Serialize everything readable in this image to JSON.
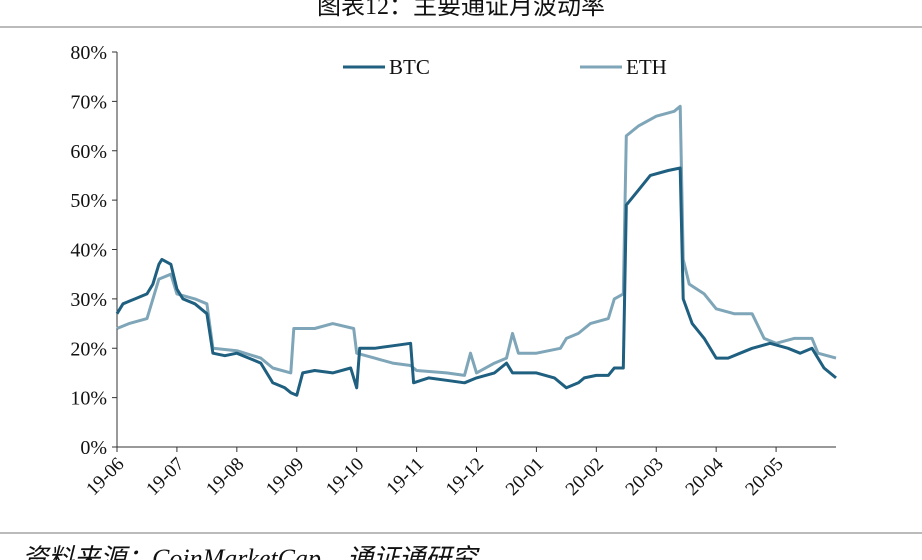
{
  "title": "图表12：主要通证月波动率",
  "source": "资料来源：CoinMarketCap，通证通研究",
  "chart_data": {
    "type": "line",
    "title": "图表12：主要通证月波动率",
    "xlabel": "",
    "ylabel": "",
    "ylim": [
      0,
      80
    ],
    "yticks": [
      "0%",
      "10%",
      "20%",
      "30%",
      "40%",
      "50%",
      "60%",
      "70%",
      "80%"
    ],
    "xticks": [
      "19-06",
      "19-07",
      "19-08",
      "19-09",
      "19-10",
      "19-11",
      "19-12",
      "20-01",
      "20-02",
      "20-03",
      "20-04",
      "20-05"
    ],
    "x_unit": "months since 2019-06",
    "legend_position": "top",
    "grid": false,
    "series": [
      {
        "name": "BTC",
        "color": "#1f5f7f",
        "points": [
          [
            0,
            27
          ],
          [
            0.1,
            29
          ],
          [
            0.3,
            30
          ],
          [
            0.5,
            31
          ],
          [
            0.6,
            33
          ],
          [
            0.7,
            37
          ],
          [
            0.75,
            38
          ],
          [
            0.9,
            37
          ],
          [
            1.0,
            32
          ],
          [
            1.1,
            30
          ],
          [
            1.3,
            29
          ],
          [
            1.5,
            27
          ],
          [
            1.6,
            19
          ],
          [
            1.8,
            18.5
          ],
          [
            2.0,
            19
          ],
          [
            2.2,
            18
          ],
          [
            2.4,
            17
          ],
          [
            2.6,
            13
          ],
          [
            2.8,
            12
          ],
          [
            2.9,
            11
          ],
          [
            3.0,
            10.5
          ],
          [
            3.1,
            15
          ],
          [
            3.3,
            15.5
          ],
          [
            3.6,
            15
          ],
          [
            3.9,
            16
          ],
          [
            4.0,
            12
          ],
          [
            4.05,
            20
          ],
          [
            4.3,
            20
          ],
          [
            4.6,
            20.5
          ],
          [
            4.9,
            21
          ],
          [
            4.95,
            13
          ],
          [
            5.2,
            14
          ],
          [
            5.5,
            13.5
          ],
          [
            5.8,
            13
          ],
          [
            6.0,
            14
          ],
          [
            6.3,
            15
          ],
          [
            6.5,
            17
          ],
          [
            6.6,
            15
          ],
          [
            7.0,
            15
          ],
          [
            7.3,
            14
          ],
          [
            7.5,
            12
          ],
          [
            7.7,
            13
          ],
          [
            7.8,
            14
          ],
          [
            8.0,
            14.5
          ],
          [
            8.2,
            14.5
          ],
          [
            8.3,
            16
          ],
          [
            8.45,
            16
          ],
          [
            8.5,
            49
          ],
          [
            8.7,
            52
          ],
          [
            8.9,
            55
          ],
          [
            9.2,
            56
          ],
          [
            9.4,
            56.5
          ],
          [
            9.45,
            30
          ],
          [
            9.6,
            25
          ],
          [
            9.8,
            22
          ],
          [
            10.0,
            18
          ],
          [
            10.2,
            18
          ],
          [
            10.4,
            19
          ],
          [
            10.6,
            20
          ],
          [
            10.9,
            21
          ],
          [
            11.2,
            20
          ],
          [
            11.4,
            19
          ],
          [
            11.6,
            20
          ],
          [
            11.8,
            16
          ],
          [
            12.0,
            14
          ]
        ]
      },
      {
        "name": "ETH",
        "color": "#7fa6b8",
        "points": [
          [
            0,
            24
          ],
          [
            0.2,
            25
          ],
          [
            0.5,
            26
          ],
          [
            0.6,
            30
          ],
          [
            0.7,
            34
          ],
          [
            0.9,
            35
          ],
          [
            1.0,
            31
          ],
          [
            1.3,
            30
          ],
          [
            1.5,
            29
          ],
          [
            1.6,
            20
          ],
          [
            2.0,
            19.5
          ],
          [
            2.4,
            18
          ],
          [
            2.6,
            16
          ],
          [
            2.9,
            15
          ],
          [
            2.95,
            24
          ],
          [
            3.3,
            24
          ],
          [
            3.6,
            25
          ],
          [
            3.95,
            24
          ],
          [
            4.0,
            19
          ],
          [
            4.3,
            18
          ],
          [
            4.6,
            17
          ],
          [
            4.9,
            16.5
          ],
          [
            5.0,
            15.5
          ],
          [
            5.5,
            15
          ],
          [
            5.8,
            14.5
          ],
          [
            5.9,
            19
          ],
          [
            6.0,
            15
          ],
          [
            6.3,
            17
          ],
          [
            6.5,
            18
          ],
          [
            6.6,
            23
          ],
          [
            6.7,
            19
          ],
          [
            7.0,
            19
          ],
          [
            7.4,
            20
          ],
          [
            7.5,
            22
          ],
          [
            7.7,
            23
          ],
          [
            7.9,
            25
          ],
          [
            8.2,
            26
          ],
          [
            8.3,
            30
          ],
          [
            8.45,
            31
          ],
          [
            8.5,
            63
          ],
          [
            8.7,
            65
          ],
          [
            9.0,
            67
          ],
          [
            9.3,
            68
          ],
          [
            9.4,
            69
          ],
          [
            9.45,
            38
          ],
          [
            9.55,
            33
          ],
          [
            9.8,
            31
          ],
          [
            10.0,
            28
          ],
          [
            10.3,
            27
          ],
          [
            10.6,
            27
          ],
          [
            10.8,
            22
          ],
          [
            11.0,
            21
          ],
          [
            11.3,
            22
          ],
          [
            11.6,
            22
          ],
          [
            11.7,
            19
          ],
          [
            12.0,
            18
          ]
        ]
      }
    ]
  }
}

Given problem ::
Output all of the records exactly as they appear above, but not the pictures.

Task response ::
Serialize everything readable in this image to JSON.
{
  "title": "图表12：主要通证月波动率",
  "source": "资料来源：CoinMarketCap，通证通研究",
  "chart_data": {
    "type": "line",
    "title": "图表12：主要通证月波动率",
    "xlabel": "",
    "ylabel": "",
    "ylim": [
      0,
      80
    ],
    "yticks": [
      "0%",
      "10%",
      "20%",
      "30%",
      "40%",
      "50%",
      "60%",
      "70%",
      "80%"
    ],
    "xticks": [
      "19-06",
      "19-07",
      "19-08",
      "19-09",
      "19-10",
      "19-11",
      "19-12",
      "20-01",
      "20-02",
      "20-03",
      "20-04",
      "20-05"
    ],
    "x_unit": "months since 2019-06",
    "legend_position": "top",
    "grid": false,
    "series": [
      {
        "name": "BTC",
        "color": "#1f5f7f",
        "points": [
          [
            0,
            27
          ],
          [
            0.1,
            29
          ],
          [
            0.3,
            30
          ],
          [
            0.5,
            31
          ],
          [
            0.6,
            33
          ],
          [
            0.7,
            37
          ],
          [
            0.75,
            38
          ],
          [
            0.9,
            37
          ],
          [
            1.0,
            32
          ],
          [
            1.1,
            30
          ],
          [
            1.3,
            29
          ],
          [
            1.5,
            27
          ],
          [
            1.6,
            19
          ],
          [
            1.8,
            18.5
          ],
          [
            2.0,
            19
          ],
          [
            2.2,
            18
          ],
          [
            2.4,
            17
          ],
          [
            2.6,
            13
          ],
          [
            2.8,
            12
          ],
          [
            2.9,
            11
          ],
          [
            3.0,
            10.5
          ],
          [
            3.1,
            15
          ],
          [
            3.3,
            15.5
          ],
          [
            3.6,
            15
          ],
          [
            3.9,
            16
          ],
          [
            4.0,
            12
          ],
          [
            4.05,
            20
          ],
          [
            4.3,
            20
          ],
          [
            4.6,
            20.5
          ],
          [
            4.9,
            21
          ],
          [
            4.95,
            13
          ],
          [
            5.2,
            14
          ],
          [
            5.5,
            13.5
          ],
          [
            5.8,
            13
          ],
          [
            6.0,
            14
          ],
          [
            6.3,
            15
          ],
          [
            6.5,
            17
          ],
          [
            6.6,
            15
          ],
          [
            7.0,
            15
          ],
          [
            7.3,
            14
          ],
          [
            7.5,
            12
          ],
          [
            7.7,
            13
          ],
          [
            7.8,
            14
          ],
          [
            8.0,
            14.5
          ],
          [
            8.2,
            14.5
          ],
          [
            8.3,
            16
          ],
          [
            8.45,
            16
          ],
          [
            8.5,
            49
          ],
          [
            8.7,
            52
          ],
          [
            8.9,
            55
          ],
          [
            9.2,
            56
          ],
          [
            9.4,
            56.5
          ],
          [
            9.45,
            30
          ],
          [
            9.6,
            25
          ],
          [
            9.8,
            22
          ],
          [
            10.0,
            18
          ],
          [
            10.2,
            18
          ],
          [
            10.4,
            19
          ],
          [
            10.6,
            20
          ],
          [
            10.9,
            21
          ],
          [
            11.2,
            20
          ],
          [
            11.4,
            19
          ],
          [
            11.6,
            20
          ],
          [
            11.8,
            16
          ],
          [
            12.0,
            14
          ]
        ]
      },
      {
        "name": "ETH",
        "color": "#7fa6b8",
        "points": [
          [
            0,
            24
          ],
          [
            0.2,
            25
          ],
          [
            0.5,
            26
          ],
          [
            0.6,
            30
          ],
          [
            0.7,
            34
          ],
          [
            0.9,
            35
          ],
          [
            1.0,
            31
          ],
          [
            1.3,
            30
          ],
          [
            1.5,
            29
          ],
          [
            1.6,
            20
          ],
          [
            2.0,
            19.5
          ],
          [
            2.4,
            18
          ],
          [
            2.6,
            16
          ],
          [
            2.9,
            15
          ],
          [
            2.95,
            24
          ],
          [
            3.3,
            24
          ],
          [
            3.6,
            25
          ],
          [
            3.95,
            24
          ],
          [
            4.0,
            19
          ],
          [
            4.3,
            18
          ],
          [
            4.6,
            17
          ],
          [
            4.9,
            16.5
          ],
          [
            5.0,
            15.5
          ],
          [
            5.5,
            15
          ],
          [
            5.8,
            14.5
          ],
          [
            5.9,
            19
          ],
          [
            6.0,
            15
          ],
          [
            6.3,
            17
          ],
          [
            6.5,
            18
          ],
          [
            6.6,
            23
          ],
          [
            6.7,
            19
          ],
          [
            7.0,
            19
          ],
          [
            7.4,
            20
          ],
          [
            7.5,
            22
          ],
          [
            7.7,
            23
          ],
          [
            7.9,
            25
          ],
          [
            8.2,
            26
          ],
          [
            8.3,
            30
          ],
          [
            8.45,
            31
          ],
          [
            8.5,
            63
          ],
          [
            8.7,
            65
          ],
          [
            9.0,
            67
          ],
          [
            9.3,
            68
          ],
          [
            9.4,
            69
          ],
          [
            9.45,
            38
          ],
          [
            9.55,
            33
          ],
          [
            9.8,
            31
          ],
          [
            10.0,
            28
          ],
          [
            10.3,
            27
          ],
          [
            10.6,
            27
          ],
          [
            10.8,
            22
          ],
          [
            11.0,
            21
          ],
          [
            11.3,
            22
          ],
          [
            11.6,
            22
          ],
          [
            11.7,
            19
          ],
          [
            12.0,
            18
          ]
        ]
      }
    ]
  }
}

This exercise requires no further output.